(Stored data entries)
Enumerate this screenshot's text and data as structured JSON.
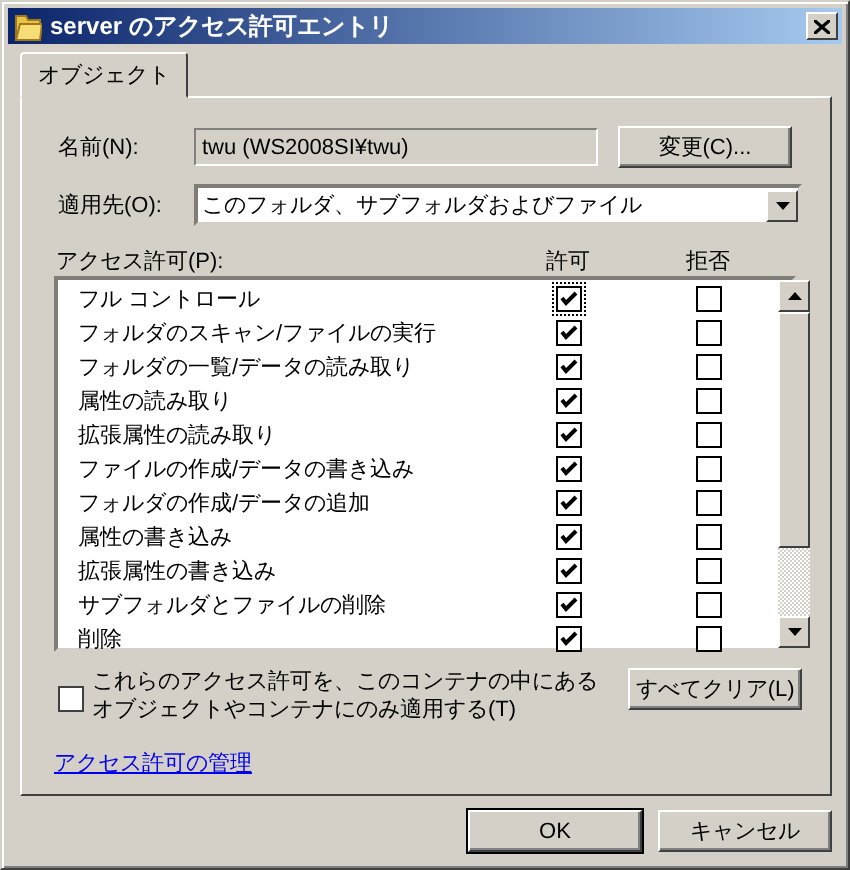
{
  "window": {
    "title": "server のアクセス許可エントリ"
  },
  "tabs": [
    {
      "label": "オブジェクト",
      "selected": true
    }
  ],
  "name": {
    "label": "名前(N):",
    "value": "twu (WS2008SI¥twu)"
  },
  "change_button": "変更(C)...",
  "apply_to": {
    "label": "適用先(O):",
    "value": "このフォルダ、サブフォルダおよびファイル"
  },
  "permissions": {
    "label": "アクセス許可(P):",
    "columns": [
      "許可",
      "拒否"
    ],
    "rows": [
      {
        "name": "フル コントロール",
        "allow": true,
        "deny": false,
        "focused": true
      },
      {
        "name": "フォルダのスキャン/ファイルの実行",
        "allow": true,
        "deny": false,
        "focused": false
      },
      {
        "name": "フォルダの一覧/データの読み取り",
        "allow": true,
        "deny": false,
        "focused": false
      },
      {
        "name": "属性の読み取り",
        "allow": true,
        "deny": false,
        "focused": false
      },
      {
        "name": "拡張属性の読み取り",
        "allow": true,
        "deny": false,
        "focused": false
      },
      {
        "name": "ファイルの作成/データの書き込み",
        "allow": true,
        "deny": false,
        "focused": false
      },
      {
        "name": "フォルダの作成/データの追加",
        "allow": true,
        "deny": false,
        "focused": false
      },
      {
        "name": "属性の書き込み",
        "allow": true,
        "deny": false,
        "focused": false
      },
      {
        "name": "拡張属性の書き込み",
        "allow": true,
        "deny": false,
        "focused": false
      },
      {
        "name": "サブフォルダとファイルの削除",
        "allow": true,
        "deny": false,
        "focused": false
      },
      {
        "name": "削除",
        "allow": true,
        "deny": false,
        "focused": false
      }
    ]
  },
  "apply_only": {
    "label": "これらのアクセス許可を、このコンテナの中にあるオブジェクトやコンテナにのみ適用する(T)",
    "checked": false
  },
  "clear_all_button": "すべてクリア(L)",
  "manage_link": "アクセス許可の管理",
  "buttons": [
    {
      "label": "OK",
      "default": true
    },
    {
      "label": "キャンセル",
      "default": false
    }
  ]
}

| Exercise details |
Give back the entries verbatim. Do not include any picture.

| Response for this exercise |
Enumerate this screenshot's text and data as structured JSON.
{
  "window": {
    "title": "server のアクセス許可エントリ"
  },
  "tabs": [
    {
      "label": "オブジェクト",
      "selected": true
    }
  ],
  "name": {
    "label": "名前(N):",
    "value": "twu (WS2008SI¥twu)"
  },
  "change_button": "変更(C)...",
  "apply_to": {
    "label": "適用先(O):",
    "value": "このフォルダ、サブフォルダおよびファイル"
  },
  "permissions": {
    "label": "アクセス許可(P):",
    "columns": [
      "許可",
      "拒否"
    ],
    "rows": [
      {
        "name": "フル コントロール",
        "allow": true,
        "deny": false,
        "focused": true
      },
      {
        "name": "フォルダのスキャン/ファイルの実行",
        "allow": true,
        "deny": false,
        "focused": false
      },
      {
        "name": "フォルダの一覧/データの読み取り",
        "allow": true,
        "deny": false,
        "focused": false
      },
      {
        "name": "属性の読み取り",
        "allow": true,
        "deny": false,
        "focused": false
      },
      {
        "name": "拡張属性の読み取り",
        "allow": true,
        "deny": false,
        "focused": false
      },
      {
        "name": "ファイルの作成/データの書き込み",
        "allow": true,
        "deny": false,
        "focused": false
      },
      {
        "name": "フォルダの作成/データの追加",
        "allow": true,
        "deny": false,
        "focused": false
      },
      {
        "name": "属性の書き込み",
        "allow": true,
        "deny": false,
        "focused": false
      },
      {
        "name": "拡張属性の書き込み",
        "allow": true,
        "deny": false,
        "focused": false
      },
      {
        "name": "サブフォルダとファイルの削除",
        "allow": true,
        "deny": false,
        "focused": false
      },
      {
        "name": "削除",
        "allow": true,
        "deny": false,
        "focused": false
      }
    ]
  },
  "apply_only": {
    "label": "これらのアクセス許可を、このコンテナの中にあるオブジェクトやコンテナにのみ適用する(T)",
    "checked": false
  },
  "clear_all_button": "すべてクリア(L)",
  "manage_link": "アクセス許可の管理",
  "buttons": [
    {
      "label": "OK",
      "default": true
    },
    {
      "label": "キャンセル",
      "default": false
    }
  ]
}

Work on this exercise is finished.